Collected data:
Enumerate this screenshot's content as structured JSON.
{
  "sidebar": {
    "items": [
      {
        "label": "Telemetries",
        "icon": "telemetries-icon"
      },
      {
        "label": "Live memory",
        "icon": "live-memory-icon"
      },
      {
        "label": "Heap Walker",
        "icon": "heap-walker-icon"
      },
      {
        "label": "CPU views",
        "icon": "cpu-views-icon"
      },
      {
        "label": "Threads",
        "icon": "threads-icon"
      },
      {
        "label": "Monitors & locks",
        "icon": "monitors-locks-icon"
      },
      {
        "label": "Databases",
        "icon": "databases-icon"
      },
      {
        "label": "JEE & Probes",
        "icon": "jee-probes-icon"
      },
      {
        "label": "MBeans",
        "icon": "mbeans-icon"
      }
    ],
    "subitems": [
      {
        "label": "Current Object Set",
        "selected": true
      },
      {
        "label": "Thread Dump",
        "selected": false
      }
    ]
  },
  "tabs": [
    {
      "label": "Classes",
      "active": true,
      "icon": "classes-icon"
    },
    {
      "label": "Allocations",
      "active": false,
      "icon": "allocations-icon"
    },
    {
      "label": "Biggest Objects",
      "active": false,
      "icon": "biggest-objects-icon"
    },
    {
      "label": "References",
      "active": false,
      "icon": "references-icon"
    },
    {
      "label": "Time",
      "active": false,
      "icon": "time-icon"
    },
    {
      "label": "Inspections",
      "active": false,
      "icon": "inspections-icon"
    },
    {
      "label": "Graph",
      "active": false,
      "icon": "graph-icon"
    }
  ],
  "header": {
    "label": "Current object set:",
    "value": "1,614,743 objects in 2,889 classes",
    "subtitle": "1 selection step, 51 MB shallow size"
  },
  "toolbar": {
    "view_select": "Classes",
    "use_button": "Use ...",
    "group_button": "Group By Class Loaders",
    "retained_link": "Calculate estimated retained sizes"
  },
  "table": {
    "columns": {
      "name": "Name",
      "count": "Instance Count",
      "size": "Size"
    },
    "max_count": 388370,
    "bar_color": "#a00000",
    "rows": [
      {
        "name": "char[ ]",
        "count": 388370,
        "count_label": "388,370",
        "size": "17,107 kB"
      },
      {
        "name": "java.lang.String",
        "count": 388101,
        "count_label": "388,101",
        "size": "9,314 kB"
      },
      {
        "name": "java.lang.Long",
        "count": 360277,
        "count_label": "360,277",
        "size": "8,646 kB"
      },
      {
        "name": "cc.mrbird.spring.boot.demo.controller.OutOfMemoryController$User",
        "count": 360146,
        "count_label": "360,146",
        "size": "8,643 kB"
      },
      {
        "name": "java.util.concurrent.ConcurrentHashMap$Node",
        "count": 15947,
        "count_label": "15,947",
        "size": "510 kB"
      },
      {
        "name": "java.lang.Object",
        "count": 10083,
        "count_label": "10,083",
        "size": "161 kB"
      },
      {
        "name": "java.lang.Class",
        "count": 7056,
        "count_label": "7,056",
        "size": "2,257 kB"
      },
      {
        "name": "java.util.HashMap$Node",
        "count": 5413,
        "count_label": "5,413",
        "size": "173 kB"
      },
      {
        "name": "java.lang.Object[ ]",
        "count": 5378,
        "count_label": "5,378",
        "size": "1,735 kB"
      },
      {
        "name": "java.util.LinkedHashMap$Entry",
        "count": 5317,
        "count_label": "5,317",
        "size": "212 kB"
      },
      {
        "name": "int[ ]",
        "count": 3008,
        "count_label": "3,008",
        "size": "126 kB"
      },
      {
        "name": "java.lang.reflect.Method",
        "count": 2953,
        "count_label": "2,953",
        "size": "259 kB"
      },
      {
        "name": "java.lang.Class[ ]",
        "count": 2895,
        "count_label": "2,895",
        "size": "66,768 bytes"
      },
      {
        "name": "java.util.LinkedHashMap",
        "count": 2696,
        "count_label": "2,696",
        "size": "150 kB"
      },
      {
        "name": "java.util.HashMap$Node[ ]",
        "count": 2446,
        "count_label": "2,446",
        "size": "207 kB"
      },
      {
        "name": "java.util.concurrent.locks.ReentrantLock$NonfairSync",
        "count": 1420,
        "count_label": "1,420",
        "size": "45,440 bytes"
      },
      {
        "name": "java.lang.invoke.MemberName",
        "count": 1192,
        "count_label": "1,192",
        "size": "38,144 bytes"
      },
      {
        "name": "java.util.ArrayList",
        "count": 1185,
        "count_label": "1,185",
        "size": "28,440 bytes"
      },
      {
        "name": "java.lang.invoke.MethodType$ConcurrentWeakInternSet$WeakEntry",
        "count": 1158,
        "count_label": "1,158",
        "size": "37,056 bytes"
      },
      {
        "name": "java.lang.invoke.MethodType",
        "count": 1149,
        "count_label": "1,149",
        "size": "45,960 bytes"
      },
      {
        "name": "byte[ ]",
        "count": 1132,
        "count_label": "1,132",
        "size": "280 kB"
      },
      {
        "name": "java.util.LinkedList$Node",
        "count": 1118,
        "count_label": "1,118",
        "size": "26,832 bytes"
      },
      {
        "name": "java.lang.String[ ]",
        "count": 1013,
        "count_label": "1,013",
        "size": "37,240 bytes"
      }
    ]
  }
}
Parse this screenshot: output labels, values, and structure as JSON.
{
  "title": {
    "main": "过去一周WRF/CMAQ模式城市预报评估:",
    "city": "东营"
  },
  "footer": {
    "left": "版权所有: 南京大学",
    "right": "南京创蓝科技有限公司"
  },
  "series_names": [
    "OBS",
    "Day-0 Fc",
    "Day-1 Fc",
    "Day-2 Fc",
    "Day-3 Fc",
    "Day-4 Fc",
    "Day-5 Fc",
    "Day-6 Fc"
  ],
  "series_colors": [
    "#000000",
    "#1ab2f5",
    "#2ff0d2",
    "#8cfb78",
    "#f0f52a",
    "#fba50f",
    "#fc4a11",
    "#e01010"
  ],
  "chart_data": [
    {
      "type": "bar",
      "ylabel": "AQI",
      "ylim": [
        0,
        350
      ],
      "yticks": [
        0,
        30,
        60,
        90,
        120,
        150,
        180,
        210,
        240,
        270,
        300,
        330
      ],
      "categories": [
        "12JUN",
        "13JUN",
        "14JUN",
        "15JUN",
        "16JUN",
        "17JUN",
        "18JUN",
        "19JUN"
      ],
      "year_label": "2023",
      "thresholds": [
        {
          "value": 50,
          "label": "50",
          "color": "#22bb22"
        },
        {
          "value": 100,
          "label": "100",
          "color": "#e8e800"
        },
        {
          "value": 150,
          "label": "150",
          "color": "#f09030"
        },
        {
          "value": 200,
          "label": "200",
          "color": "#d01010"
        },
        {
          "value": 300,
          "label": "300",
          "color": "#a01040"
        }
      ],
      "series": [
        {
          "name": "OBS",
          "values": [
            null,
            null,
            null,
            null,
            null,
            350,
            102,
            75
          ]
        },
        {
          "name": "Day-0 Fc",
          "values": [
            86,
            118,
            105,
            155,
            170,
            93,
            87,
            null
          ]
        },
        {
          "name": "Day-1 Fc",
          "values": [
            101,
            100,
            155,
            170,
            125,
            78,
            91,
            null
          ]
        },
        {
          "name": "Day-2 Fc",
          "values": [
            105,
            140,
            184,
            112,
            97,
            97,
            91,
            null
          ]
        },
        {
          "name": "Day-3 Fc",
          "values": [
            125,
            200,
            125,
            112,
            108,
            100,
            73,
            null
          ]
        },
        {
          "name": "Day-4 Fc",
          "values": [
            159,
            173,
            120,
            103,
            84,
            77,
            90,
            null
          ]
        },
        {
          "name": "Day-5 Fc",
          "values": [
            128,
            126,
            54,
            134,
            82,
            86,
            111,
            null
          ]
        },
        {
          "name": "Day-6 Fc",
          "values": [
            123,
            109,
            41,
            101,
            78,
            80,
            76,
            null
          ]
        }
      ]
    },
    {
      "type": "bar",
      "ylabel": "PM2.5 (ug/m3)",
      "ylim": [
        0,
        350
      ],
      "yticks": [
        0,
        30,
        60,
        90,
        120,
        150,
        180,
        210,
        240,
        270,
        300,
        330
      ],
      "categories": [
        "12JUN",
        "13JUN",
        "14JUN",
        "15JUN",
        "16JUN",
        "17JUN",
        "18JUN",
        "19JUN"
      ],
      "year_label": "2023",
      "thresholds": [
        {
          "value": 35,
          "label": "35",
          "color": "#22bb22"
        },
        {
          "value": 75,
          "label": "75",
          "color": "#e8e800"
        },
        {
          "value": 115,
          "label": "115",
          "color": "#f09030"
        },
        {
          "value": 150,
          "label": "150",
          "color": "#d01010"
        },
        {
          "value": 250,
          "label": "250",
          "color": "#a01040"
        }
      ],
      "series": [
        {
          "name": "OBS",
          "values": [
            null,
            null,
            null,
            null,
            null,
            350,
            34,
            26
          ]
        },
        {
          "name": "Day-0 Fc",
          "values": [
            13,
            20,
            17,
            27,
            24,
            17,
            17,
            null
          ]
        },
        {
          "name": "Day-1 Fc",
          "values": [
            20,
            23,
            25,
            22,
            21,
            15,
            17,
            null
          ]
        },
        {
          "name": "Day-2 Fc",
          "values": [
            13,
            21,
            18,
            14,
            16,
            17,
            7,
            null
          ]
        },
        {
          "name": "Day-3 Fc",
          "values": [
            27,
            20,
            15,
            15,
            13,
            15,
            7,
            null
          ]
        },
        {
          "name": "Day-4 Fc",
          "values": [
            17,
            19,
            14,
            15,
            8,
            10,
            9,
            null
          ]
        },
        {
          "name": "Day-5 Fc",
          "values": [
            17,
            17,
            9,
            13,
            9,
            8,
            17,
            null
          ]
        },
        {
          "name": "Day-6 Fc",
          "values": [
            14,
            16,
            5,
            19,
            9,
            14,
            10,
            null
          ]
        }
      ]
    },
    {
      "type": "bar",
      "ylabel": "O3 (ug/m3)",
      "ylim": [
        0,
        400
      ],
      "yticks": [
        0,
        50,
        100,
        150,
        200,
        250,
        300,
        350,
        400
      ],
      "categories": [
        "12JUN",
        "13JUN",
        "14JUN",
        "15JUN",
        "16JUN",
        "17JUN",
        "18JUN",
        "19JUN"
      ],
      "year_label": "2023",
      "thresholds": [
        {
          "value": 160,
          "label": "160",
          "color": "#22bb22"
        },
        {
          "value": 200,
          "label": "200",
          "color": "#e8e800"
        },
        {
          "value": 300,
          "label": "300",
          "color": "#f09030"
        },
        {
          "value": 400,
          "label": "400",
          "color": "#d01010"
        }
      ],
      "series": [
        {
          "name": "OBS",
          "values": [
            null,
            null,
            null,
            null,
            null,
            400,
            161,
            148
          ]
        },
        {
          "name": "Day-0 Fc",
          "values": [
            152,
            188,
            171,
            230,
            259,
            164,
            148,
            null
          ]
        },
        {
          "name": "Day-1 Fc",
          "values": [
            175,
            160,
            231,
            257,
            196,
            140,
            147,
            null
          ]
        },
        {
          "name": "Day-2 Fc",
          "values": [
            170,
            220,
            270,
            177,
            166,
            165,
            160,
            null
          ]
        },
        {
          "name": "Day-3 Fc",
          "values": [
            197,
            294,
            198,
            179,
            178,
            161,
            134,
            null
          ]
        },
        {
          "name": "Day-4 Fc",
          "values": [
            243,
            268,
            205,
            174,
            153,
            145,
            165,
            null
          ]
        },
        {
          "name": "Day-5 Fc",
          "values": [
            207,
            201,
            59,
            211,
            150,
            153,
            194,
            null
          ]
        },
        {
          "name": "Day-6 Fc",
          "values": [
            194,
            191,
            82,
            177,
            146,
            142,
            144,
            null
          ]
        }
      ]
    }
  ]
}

**Written exercise**
Copy all lines from the material that contain "util".

**Response**
        "name": "java.util.concurrent.ConcurrentHashMap$Node",
        "name": "java.util.HashMap$Node",
        "name": "java.util.LinkedHashMap$Entry",
        "name": "java.util.LinkedHashMap",
        "name": "java.util.HashMap$Node[ ]",
        "name": "java.util.concurrent.locks.ReentrantLock$NonfairSync",
        "name": "java.util.ArrayList",
        "name": "java.util.LinkedList$Node",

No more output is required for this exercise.